- _Problem_
Search the material below for the word "market". Copy every line that has it.

- _Supplied records_

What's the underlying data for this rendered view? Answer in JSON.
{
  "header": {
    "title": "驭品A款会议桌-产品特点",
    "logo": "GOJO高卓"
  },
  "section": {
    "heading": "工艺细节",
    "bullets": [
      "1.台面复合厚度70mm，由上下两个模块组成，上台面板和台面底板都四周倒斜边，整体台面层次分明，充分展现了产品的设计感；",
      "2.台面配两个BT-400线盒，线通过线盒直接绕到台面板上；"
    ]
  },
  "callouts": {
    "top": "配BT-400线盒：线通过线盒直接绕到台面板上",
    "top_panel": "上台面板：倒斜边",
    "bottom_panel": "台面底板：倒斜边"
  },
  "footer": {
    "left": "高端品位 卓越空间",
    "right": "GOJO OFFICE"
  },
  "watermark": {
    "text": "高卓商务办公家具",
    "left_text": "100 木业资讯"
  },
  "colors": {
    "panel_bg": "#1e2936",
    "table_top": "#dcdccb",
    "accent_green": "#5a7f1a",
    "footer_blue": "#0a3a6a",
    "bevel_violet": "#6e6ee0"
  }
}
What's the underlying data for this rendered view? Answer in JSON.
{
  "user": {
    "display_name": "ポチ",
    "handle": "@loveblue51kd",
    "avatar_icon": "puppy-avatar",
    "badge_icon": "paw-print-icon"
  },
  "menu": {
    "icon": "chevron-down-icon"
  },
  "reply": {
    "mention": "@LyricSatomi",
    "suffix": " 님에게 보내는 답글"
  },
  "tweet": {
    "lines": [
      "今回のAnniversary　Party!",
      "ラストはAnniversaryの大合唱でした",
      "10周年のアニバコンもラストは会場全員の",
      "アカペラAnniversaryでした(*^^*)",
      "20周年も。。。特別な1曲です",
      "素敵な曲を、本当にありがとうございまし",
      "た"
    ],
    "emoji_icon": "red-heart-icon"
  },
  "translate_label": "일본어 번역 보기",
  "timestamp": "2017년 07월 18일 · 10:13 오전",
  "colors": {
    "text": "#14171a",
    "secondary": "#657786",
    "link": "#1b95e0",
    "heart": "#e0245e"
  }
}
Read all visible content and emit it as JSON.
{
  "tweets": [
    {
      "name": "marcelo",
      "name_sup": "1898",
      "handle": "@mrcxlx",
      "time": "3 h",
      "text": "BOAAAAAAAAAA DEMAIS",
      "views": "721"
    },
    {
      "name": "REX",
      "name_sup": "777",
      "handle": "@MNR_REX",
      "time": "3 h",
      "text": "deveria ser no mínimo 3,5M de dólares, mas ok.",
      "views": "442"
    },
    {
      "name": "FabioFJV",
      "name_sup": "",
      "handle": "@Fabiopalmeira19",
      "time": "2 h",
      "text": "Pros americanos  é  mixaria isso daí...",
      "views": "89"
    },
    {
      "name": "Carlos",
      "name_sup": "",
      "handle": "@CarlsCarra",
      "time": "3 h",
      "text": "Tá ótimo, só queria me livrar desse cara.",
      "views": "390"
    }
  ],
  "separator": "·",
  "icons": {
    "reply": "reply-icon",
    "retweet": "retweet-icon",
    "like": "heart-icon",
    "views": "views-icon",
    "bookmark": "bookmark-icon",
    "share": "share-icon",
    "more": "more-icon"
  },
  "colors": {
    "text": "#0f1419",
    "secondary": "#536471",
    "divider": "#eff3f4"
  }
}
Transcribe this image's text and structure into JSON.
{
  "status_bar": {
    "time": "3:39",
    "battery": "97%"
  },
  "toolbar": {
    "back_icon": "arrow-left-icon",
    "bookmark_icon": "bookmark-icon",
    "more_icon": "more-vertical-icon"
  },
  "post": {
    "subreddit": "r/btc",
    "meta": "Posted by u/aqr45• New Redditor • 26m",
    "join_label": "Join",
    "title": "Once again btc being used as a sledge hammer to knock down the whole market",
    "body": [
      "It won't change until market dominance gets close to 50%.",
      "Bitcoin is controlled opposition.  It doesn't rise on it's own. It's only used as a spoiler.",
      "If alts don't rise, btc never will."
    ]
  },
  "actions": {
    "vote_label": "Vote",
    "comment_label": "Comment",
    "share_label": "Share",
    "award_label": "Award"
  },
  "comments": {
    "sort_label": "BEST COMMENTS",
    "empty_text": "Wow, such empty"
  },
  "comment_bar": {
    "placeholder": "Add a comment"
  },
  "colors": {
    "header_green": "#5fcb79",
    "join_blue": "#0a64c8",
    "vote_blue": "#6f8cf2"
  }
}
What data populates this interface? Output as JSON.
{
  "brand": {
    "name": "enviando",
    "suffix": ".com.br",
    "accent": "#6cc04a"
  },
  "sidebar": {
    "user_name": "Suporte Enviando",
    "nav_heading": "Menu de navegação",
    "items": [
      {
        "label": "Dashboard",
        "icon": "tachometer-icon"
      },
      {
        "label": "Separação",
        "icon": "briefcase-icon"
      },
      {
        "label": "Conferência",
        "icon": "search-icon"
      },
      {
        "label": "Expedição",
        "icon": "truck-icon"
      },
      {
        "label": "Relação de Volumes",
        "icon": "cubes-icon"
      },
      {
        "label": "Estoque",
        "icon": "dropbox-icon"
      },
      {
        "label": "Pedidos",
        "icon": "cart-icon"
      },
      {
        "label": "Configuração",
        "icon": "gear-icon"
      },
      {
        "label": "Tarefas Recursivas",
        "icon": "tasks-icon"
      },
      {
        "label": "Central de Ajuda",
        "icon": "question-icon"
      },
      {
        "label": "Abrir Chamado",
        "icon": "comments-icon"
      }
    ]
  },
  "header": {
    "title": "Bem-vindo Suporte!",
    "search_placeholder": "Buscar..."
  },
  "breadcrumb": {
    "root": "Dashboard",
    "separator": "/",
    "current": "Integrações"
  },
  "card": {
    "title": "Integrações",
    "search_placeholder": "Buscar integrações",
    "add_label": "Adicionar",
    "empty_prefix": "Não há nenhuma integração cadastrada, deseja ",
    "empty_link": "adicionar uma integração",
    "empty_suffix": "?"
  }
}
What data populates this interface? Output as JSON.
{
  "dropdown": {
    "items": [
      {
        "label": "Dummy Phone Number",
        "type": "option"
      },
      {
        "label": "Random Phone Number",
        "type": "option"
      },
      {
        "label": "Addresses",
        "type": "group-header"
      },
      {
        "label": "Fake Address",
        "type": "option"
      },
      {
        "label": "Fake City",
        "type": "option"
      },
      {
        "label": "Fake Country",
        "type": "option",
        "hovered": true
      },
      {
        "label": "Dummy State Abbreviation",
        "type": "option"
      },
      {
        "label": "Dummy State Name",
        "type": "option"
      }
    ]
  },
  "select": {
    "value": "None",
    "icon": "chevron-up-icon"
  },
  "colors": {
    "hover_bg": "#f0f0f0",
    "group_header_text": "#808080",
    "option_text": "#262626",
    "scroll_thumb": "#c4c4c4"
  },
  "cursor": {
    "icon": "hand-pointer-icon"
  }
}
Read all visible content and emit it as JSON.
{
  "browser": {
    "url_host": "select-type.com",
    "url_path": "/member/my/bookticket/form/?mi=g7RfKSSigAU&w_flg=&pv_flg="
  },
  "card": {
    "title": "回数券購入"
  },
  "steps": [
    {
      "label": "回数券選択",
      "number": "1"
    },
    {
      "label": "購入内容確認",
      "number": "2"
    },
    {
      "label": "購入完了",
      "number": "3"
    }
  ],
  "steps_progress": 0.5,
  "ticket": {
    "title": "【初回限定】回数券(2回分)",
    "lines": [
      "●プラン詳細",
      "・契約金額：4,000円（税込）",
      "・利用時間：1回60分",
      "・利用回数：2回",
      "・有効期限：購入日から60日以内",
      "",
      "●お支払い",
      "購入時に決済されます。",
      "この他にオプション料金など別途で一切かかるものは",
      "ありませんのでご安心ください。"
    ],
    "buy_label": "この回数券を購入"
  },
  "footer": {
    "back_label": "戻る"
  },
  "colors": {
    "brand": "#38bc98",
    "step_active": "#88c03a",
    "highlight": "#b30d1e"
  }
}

- _Exercise response_
    "title": "Once again btc being used as a sledge hammer to knock down the whole market",
      "It won't change until market dominance gets close to 50%.",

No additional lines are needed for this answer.